提示文:

遠征からシーマンシップを考えてみた
~NCK・algaforest 合同イベント~
2005年3月19日~21日 西伊豆小浦
西表島でシーカヤックを覚えてはや5年。2003年度は本格的に西表島でカヤック修行をし、2004年度はアラスカ遠征を始め、多くのカヤック界の著名人や遠征(Long Distance)経験者と会い話を伺ったことでカヤックの世界がものすごく広がっていった気がする。
今回、その延長というか、極めつけというか、自分がカヤックをする上で一番の目的であり最終的なスタイルだと考える、「カヤックによる長期遠征」についてをテーマにしたイベントがあるということで参加することにした。
これを企画したのが西伊豆松崎にある「西伊豆コースタルカヤックス(NCK)」の村田泰裕氏と三浦半島の「algaforest(アルガフォレスト)」の柴田丈広氏である。二人は元「エコマリン東京」の師弟関係で今回、共同開催でイベントをやるのもかなり久しぶりということであった。カヤックの遠征を考える上では、二人は日本でも屈指のカヤッカーだろう。
柴田さんは高校卒業後単身カナダに渡り、シーカヤックを知ってバンクーバーにあるエコマリンに入り、当時チーフ・インストラクターだったダン・ルイス氏に師事。ノルウェー沿岸3000㎞単独漕破、グリーンランド西海岸でネイティブから本場のカヤックを習い、現在日本のカヤック界を大きく引っ張っている人物ともいえる。

データ抜粋:
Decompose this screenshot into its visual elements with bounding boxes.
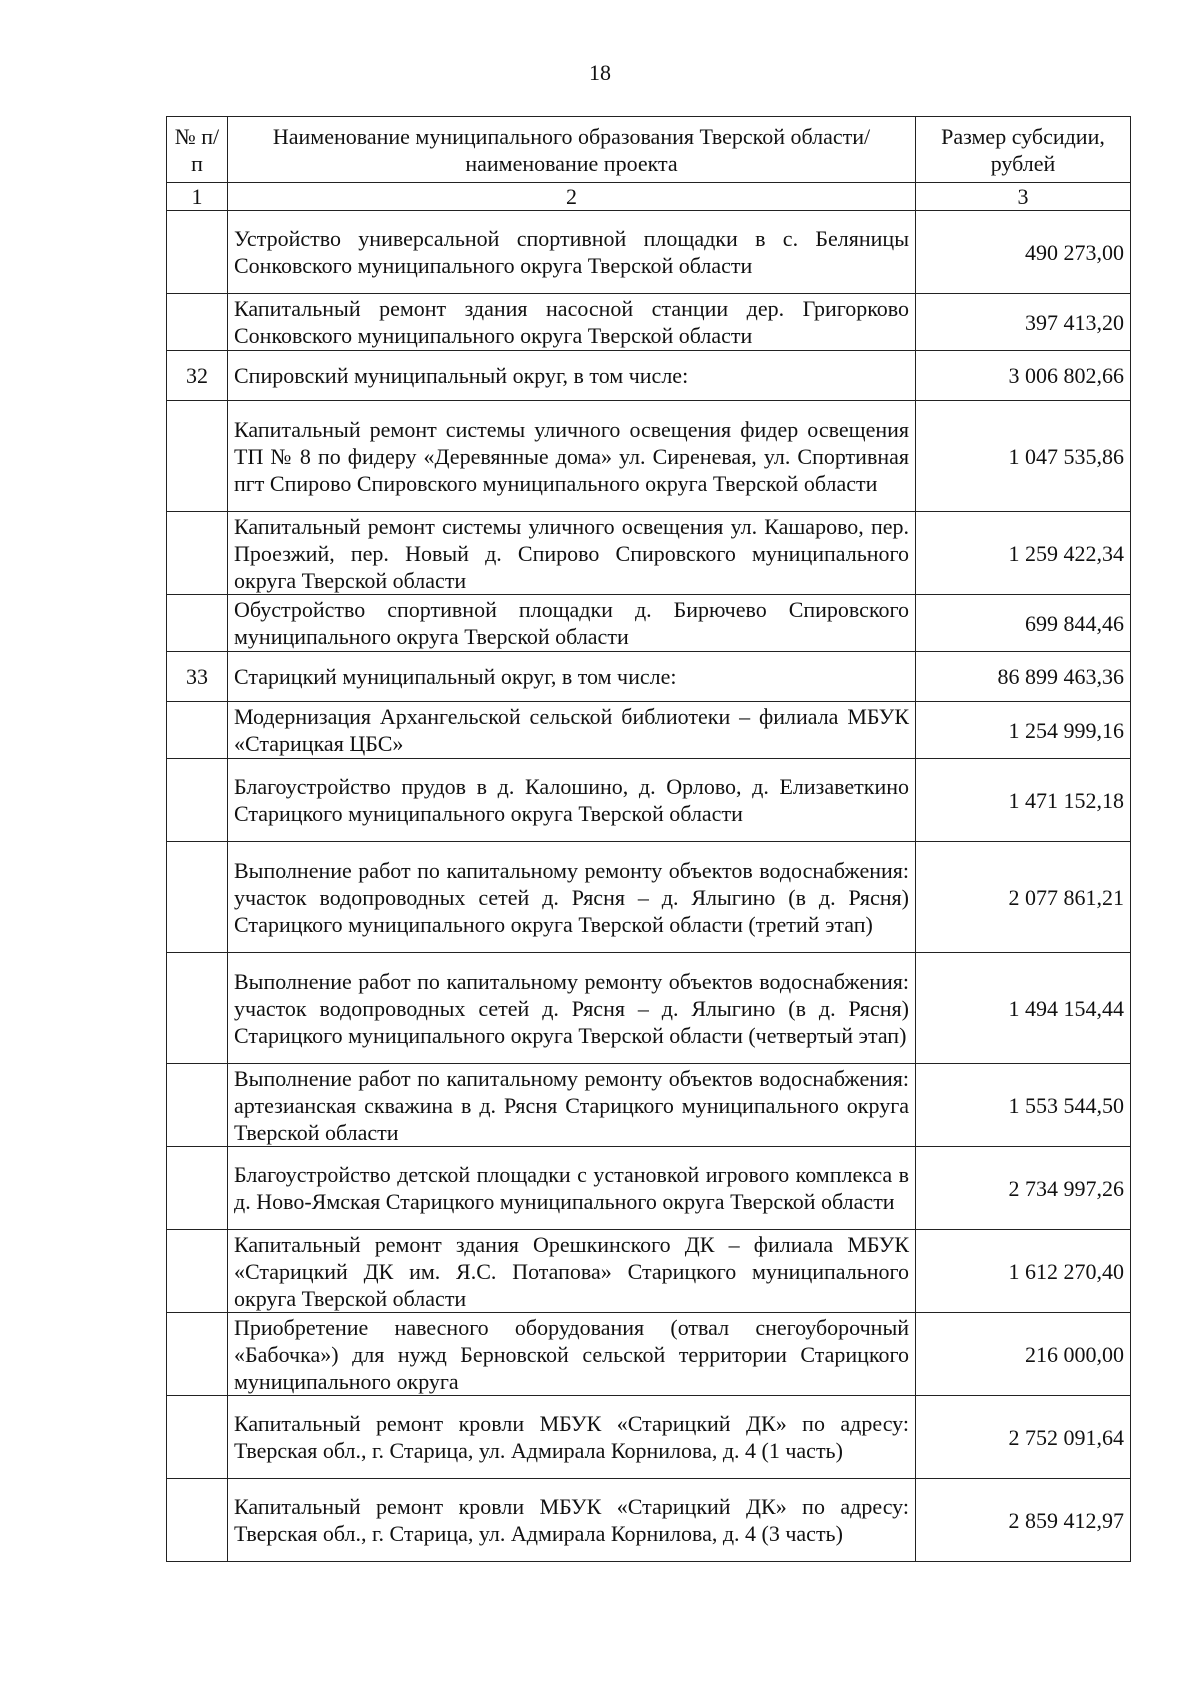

演習課題:
提示文をもとに、次の問いに答えよ。
1. イベントの日程と場所はどこか。
2. このイベントを企画した二人は誰か。
3. 柴田さんがノルウェー沿岸で単独漕破した距離は何㎞か。
データはここでは使わない。

模範解答:
1. 日程は2005年3月19日~21日で、場所は西伊豆小浦である。
2. 企画したのは、西伊豆コースタルカヤックス(NCK)の村田泰裕氏とalgaforest(アルガフォレスト)の柴田丈広氏である。
3. 3000㎞である。